- Given entries
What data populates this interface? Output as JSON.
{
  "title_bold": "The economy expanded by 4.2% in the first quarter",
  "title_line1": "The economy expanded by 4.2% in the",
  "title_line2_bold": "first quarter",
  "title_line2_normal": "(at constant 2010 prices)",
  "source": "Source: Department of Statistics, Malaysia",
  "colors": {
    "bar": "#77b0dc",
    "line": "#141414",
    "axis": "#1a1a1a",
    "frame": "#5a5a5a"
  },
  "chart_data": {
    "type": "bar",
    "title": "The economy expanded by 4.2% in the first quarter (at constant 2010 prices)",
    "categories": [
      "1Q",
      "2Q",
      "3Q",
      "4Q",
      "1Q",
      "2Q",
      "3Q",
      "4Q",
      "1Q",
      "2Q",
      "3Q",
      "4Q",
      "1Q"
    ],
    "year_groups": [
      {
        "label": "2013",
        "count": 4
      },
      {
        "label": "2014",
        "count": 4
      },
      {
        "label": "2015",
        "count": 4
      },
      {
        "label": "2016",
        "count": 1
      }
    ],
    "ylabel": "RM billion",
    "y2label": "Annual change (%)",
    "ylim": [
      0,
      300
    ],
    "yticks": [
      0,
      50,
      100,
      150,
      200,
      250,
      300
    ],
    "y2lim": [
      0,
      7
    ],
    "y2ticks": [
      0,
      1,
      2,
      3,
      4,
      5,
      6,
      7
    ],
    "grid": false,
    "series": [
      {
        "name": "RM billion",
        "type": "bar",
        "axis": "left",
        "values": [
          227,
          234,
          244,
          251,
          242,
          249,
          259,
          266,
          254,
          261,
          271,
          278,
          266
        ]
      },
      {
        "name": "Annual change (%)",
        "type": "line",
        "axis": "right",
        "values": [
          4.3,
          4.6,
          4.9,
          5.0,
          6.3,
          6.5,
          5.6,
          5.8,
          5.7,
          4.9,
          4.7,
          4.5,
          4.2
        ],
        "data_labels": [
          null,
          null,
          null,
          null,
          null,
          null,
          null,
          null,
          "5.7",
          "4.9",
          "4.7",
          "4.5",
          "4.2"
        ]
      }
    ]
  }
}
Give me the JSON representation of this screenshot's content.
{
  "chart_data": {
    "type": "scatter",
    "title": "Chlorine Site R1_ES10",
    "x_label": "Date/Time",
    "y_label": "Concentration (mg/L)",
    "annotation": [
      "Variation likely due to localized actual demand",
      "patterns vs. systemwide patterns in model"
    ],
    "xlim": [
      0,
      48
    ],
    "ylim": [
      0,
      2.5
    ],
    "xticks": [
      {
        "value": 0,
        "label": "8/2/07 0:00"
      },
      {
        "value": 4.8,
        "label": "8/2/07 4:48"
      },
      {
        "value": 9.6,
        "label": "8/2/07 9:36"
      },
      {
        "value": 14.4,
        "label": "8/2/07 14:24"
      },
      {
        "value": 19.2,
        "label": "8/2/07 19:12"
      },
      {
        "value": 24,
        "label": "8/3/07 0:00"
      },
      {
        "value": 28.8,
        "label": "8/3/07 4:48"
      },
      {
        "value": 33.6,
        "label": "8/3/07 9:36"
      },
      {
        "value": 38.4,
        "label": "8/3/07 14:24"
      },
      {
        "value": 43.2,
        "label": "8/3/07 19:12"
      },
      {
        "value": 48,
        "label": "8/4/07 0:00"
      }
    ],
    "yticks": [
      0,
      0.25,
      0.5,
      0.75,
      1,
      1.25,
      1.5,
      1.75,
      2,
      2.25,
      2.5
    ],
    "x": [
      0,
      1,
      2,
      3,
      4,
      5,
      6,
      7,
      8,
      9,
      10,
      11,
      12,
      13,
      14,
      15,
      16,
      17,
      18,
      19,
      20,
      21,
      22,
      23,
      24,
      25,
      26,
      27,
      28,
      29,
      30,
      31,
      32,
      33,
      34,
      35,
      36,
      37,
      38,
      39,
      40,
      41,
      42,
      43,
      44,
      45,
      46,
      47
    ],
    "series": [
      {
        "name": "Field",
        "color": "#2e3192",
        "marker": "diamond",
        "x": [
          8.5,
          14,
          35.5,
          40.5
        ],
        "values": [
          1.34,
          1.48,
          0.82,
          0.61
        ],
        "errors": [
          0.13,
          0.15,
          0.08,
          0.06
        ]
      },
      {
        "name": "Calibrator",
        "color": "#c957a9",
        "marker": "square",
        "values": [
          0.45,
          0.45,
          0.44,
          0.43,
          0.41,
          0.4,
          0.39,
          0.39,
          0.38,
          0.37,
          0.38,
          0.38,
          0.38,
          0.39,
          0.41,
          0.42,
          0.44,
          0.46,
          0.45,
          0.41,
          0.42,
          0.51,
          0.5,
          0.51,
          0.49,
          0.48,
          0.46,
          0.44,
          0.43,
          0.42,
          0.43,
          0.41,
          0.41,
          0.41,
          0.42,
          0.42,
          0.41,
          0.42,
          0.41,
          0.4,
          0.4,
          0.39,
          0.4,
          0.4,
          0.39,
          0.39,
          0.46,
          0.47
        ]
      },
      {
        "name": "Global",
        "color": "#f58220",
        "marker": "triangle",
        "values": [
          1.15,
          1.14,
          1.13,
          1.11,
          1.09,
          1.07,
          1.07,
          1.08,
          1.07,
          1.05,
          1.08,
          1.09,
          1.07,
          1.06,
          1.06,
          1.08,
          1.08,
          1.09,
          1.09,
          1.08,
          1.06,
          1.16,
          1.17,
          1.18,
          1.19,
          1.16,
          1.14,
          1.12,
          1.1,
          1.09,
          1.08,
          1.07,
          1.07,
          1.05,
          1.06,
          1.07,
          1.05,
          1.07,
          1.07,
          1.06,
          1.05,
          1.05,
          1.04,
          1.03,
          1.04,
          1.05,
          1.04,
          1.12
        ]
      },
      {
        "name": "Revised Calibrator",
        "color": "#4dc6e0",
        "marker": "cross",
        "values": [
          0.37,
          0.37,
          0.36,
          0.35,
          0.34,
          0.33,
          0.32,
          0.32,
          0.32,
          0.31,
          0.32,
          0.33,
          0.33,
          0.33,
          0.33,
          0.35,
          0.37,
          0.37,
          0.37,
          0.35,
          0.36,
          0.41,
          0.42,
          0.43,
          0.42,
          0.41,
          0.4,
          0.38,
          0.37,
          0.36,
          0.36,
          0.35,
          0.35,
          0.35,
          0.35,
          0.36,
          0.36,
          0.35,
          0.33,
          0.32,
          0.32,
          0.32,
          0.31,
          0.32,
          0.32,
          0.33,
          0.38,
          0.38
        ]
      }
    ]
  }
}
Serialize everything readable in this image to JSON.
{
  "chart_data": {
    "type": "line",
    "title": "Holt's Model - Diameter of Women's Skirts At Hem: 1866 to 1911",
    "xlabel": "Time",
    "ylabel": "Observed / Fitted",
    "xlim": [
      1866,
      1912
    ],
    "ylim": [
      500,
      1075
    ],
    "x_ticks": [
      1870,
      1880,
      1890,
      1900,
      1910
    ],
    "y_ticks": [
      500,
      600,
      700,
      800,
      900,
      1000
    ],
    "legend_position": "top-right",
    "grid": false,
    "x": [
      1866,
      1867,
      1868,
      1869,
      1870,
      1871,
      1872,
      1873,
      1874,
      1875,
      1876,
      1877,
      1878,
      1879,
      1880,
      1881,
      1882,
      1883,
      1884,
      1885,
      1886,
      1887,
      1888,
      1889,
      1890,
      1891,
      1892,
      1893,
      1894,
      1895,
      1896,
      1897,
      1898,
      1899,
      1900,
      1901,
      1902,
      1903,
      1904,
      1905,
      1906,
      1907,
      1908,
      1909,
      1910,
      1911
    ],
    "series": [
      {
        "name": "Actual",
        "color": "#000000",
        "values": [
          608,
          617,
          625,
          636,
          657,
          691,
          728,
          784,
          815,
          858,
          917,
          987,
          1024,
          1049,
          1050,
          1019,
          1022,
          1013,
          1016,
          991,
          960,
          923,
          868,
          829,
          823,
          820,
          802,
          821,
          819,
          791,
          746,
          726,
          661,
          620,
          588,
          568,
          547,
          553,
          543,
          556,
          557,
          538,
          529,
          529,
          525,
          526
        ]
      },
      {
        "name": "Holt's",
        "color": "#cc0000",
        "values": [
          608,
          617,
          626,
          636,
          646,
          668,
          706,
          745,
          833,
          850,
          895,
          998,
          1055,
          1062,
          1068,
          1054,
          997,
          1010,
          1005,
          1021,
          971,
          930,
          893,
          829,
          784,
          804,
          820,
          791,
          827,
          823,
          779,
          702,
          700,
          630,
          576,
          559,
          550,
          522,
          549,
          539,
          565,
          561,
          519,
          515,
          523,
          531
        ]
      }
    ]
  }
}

- Stated problem
Only the number is wanted: how many lines in the entries above contain the string "change"?

- Reply to the exercise
2